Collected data
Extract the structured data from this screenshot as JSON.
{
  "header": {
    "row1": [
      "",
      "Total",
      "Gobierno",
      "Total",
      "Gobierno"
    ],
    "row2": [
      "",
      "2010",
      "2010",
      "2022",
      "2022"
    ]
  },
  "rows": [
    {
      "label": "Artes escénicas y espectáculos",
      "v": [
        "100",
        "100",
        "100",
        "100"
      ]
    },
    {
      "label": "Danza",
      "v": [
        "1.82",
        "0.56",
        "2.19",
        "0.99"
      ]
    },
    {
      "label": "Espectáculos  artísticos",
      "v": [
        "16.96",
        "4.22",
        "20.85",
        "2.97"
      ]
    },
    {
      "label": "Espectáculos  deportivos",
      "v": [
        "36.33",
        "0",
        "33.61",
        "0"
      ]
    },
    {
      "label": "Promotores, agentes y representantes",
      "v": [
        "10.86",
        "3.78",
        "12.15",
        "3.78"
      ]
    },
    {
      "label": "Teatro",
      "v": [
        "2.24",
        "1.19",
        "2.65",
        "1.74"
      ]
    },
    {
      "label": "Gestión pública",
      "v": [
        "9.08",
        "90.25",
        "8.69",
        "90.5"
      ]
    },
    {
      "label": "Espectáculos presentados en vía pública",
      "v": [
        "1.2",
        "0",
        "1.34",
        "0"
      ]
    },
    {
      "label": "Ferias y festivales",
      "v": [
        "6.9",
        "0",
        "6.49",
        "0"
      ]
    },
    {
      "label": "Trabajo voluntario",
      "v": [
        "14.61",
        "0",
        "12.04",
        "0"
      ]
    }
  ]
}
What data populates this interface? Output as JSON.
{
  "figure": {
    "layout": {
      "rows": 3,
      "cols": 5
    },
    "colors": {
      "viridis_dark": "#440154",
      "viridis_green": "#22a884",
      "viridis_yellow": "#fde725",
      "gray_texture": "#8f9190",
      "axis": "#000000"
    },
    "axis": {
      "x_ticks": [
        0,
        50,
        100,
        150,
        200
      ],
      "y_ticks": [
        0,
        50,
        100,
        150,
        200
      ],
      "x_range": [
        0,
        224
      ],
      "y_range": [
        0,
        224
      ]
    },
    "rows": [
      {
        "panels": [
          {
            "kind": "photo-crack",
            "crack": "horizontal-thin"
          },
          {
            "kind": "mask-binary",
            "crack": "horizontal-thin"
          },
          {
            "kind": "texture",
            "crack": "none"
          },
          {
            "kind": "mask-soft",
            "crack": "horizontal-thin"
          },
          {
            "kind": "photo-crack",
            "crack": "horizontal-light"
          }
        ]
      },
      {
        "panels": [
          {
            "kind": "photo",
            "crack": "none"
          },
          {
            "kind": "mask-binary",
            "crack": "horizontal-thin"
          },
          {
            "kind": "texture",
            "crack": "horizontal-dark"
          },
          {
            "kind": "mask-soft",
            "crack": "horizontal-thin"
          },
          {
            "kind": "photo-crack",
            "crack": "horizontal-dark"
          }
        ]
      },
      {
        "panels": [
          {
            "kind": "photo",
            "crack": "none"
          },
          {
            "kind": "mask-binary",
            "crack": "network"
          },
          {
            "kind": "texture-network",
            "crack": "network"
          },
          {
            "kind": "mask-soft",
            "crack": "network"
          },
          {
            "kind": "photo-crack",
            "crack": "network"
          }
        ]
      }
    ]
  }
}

## INSTRUCTIONS FOR THE TASK
Search the data above for the string "JSON" and return every line that has it.

## EXPECTED ANSWER
Extract the structured data from this screenshot as JSON.
What data populates this interface? Output as JSON.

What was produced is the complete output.